** Start Records for the task **
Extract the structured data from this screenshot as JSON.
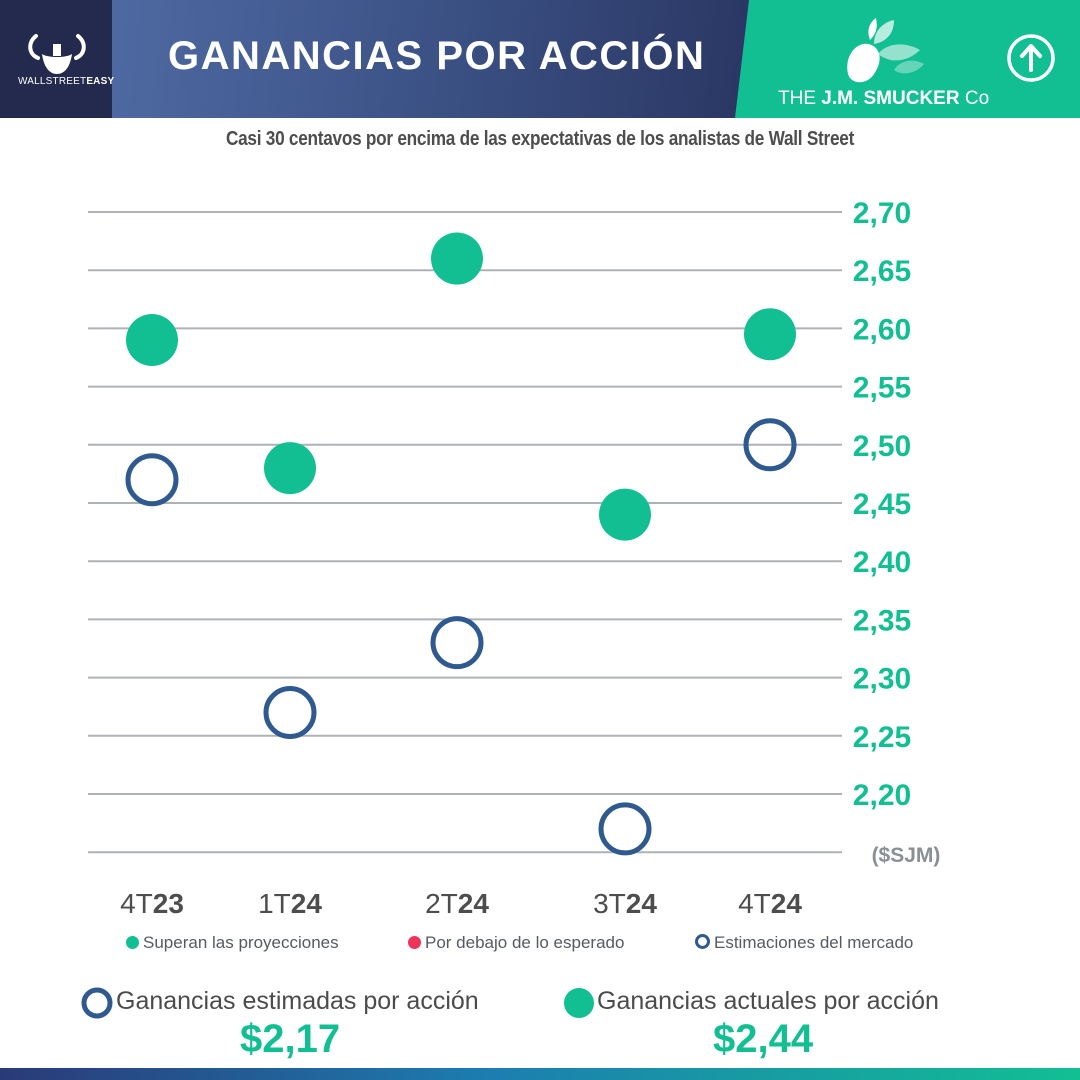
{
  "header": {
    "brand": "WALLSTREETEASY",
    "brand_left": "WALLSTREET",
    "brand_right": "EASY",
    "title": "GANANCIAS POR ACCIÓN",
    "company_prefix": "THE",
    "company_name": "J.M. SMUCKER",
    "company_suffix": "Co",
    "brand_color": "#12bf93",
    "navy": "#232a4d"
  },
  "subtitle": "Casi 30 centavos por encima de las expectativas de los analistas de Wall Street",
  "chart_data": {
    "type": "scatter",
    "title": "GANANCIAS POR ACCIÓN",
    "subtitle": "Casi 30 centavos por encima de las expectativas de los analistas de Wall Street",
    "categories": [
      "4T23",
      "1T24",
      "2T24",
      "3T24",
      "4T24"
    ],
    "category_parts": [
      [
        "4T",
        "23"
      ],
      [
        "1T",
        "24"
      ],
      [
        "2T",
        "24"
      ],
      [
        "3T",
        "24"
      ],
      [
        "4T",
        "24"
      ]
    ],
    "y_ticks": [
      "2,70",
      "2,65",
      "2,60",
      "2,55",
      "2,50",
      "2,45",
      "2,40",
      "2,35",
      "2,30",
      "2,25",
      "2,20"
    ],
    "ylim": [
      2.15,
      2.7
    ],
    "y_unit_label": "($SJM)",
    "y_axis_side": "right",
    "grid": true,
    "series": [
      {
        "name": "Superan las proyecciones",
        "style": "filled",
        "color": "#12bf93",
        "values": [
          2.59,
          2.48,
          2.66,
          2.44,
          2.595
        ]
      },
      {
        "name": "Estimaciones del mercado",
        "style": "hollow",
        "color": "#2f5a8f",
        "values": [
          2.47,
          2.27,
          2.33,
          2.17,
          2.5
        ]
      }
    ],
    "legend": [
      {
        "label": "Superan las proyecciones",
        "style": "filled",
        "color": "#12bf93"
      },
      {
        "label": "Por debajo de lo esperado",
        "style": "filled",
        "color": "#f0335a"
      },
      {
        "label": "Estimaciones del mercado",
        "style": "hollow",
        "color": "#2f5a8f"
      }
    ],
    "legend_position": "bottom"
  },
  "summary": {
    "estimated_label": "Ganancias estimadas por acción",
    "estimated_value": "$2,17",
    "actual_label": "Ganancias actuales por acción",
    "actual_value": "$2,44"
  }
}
** End Records for the task **
** Start Records for the task **
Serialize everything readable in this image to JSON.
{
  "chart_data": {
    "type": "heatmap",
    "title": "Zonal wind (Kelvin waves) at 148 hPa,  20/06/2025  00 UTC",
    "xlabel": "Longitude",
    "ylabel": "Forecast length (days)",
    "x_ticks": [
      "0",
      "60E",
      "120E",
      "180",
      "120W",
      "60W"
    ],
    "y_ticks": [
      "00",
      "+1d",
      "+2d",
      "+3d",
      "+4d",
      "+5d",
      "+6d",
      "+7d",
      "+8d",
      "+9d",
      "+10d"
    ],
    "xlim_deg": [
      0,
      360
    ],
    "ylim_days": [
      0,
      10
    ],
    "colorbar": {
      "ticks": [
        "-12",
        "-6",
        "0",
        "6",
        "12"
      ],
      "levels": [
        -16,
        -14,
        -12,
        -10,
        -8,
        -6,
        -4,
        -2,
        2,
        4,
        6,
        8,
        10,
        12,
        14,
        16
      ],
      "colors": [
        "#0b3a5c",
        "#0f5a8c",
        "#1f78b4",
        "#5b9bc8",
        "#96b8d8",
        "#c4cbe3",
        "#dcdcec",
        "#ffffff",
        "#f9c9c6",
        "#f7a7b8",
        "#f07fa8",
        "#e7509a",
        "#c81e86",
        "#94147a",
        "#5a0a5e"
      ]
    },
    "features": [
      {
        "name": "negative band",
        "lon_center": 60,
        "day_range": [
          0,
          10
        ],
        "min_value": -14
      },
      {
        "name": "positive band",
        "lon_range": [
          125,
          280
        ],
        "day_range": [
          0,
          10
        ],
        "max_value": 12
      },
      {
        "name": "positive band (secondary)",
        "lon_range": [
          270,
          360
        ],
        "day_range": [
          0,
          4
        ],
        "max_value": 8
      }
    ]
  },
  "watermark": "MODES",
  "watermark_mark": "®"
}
** End Records for the task **
• Work to be completed: Pick out the lines that have the word "encima". Copy them all.

• Solved problem:
  "subtitle": "Casi 30 centavos por encima de las expectativas de los analistas de Wall Street",
    "subtitle": "Casi 30 centavos por encima de las expectativas de los analistas de Wall Street",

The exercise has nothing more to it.